**** DATA EXCERPTS

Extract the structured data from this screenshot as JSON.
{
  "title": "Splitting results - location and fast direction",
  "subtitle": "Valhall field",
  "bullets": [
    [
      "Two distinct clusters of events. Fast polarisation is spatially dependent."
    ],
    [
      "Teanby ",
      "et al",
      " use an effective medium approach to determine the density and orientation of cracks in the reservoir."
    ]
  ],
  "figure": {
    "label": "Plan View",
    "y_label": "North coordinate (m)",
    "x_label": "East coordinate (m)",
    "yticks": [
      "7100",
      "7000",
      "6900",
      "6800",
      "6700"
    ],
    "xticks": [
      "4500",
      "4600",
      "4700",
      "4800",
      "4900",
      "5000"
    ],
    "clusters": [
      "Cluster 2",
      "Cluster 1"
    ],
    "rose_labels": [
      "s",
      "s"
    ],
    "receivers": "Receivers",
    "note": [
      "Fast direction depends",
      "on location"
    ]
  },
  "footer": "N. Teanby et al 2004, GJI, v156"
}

********

TASK INSTRUCTIONS
Repeat the data above, word for word.

ANSWER FOR THE TASK
Extract the structured data from this screenshot as JSON.
{
  "title": "Splitting results - location and fast direction",
  "subtitle": "Valhall field",
  "bullets": [
    [
      "Two distinct clusters of events. Fast polarisation is spatially dependent."
    ],
    [
      "Teanby ",
      "et al",
      " use an effective medium approach to determine the density and orientation of cracks in the reservoir."
    ]
  ],
  "figure": {
    "label": "Plan View",
    "y_label": "North coordinate (m)",
    "x_label": "East coordinate (m)",
    "yticks": [
      "7100",
      "7000",
      "6900",
      "6800",
      "6700"
    ],
    "xticks": [
      "4500",
      "4600",
      "4700",
      "4800",
      "4900",
      "5000"
    ],
    "clusters": [
      "Cluster 2",
      "Cluster 1"
    ],
    "rose_labels": [
      "s",
      "s"
    ],
    "receivers": "Receivers",
    "note": [
      "Fast direction depends",
      "on location"
    ]
  },
  "footer": "N. Teanby et al 2004, GJI, v156"
}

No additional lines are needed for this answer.